*Job*. List each line of the data that holds the string "легких".

*Supplied material*.
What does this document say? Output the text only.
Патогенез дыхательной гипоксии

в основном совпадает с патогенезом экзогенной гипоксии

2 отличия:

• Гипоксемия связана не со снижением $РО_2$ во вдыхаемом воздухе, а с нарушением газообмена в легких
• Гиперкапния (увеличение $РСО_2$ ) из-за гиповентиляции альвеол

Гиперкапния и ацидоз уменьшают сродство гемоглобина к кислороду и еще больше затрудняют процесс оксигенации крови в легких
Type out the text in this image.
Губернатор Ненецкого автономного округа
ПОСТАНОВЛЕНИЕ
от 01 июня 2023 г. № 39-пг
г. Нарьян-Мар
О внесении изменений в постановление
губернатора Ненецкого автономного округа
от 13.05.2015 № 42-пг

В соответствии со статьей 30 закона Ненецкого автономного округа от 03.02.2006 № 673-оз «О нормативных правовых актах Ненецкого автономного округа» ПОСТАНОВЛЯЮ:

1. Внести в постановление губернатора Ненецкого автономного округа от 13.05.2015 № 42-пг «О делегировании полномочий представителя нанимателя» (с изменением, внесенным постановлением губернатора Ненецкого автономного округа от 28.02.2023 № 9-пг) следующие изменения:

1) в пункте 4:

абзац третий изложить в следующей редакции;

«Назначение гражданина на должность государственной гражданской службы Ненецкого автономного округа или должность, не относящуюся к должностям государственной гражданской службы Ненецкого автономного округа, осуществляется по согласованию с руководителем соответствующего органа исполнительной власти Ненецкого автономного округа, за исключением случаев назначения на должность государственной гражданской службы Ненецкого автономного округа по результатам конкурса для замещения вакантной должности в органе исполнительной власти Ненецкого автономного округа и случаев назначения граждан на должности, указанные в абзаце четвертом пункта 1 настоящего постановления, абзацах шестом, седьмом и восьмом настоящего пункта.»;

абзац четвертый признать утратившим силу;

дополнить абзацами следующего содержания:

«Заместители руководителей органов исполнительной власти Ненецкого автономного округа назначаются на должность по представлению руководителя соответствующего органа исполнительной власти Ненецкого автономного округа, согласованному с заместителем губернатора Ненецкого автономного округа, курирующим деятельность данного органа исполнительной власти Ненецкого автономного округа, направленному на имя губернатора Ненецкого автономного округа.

*Task output*.
• Гипоксемия связана не со снижением $РО_2$ во вдыхаемом воздухе, а с нарушением газообмена в легких
Гиперкапния и ацидоз уменьшают сродство гемоглобина к кислороду и еще больше затрудняют процесс оксигенации крови в легких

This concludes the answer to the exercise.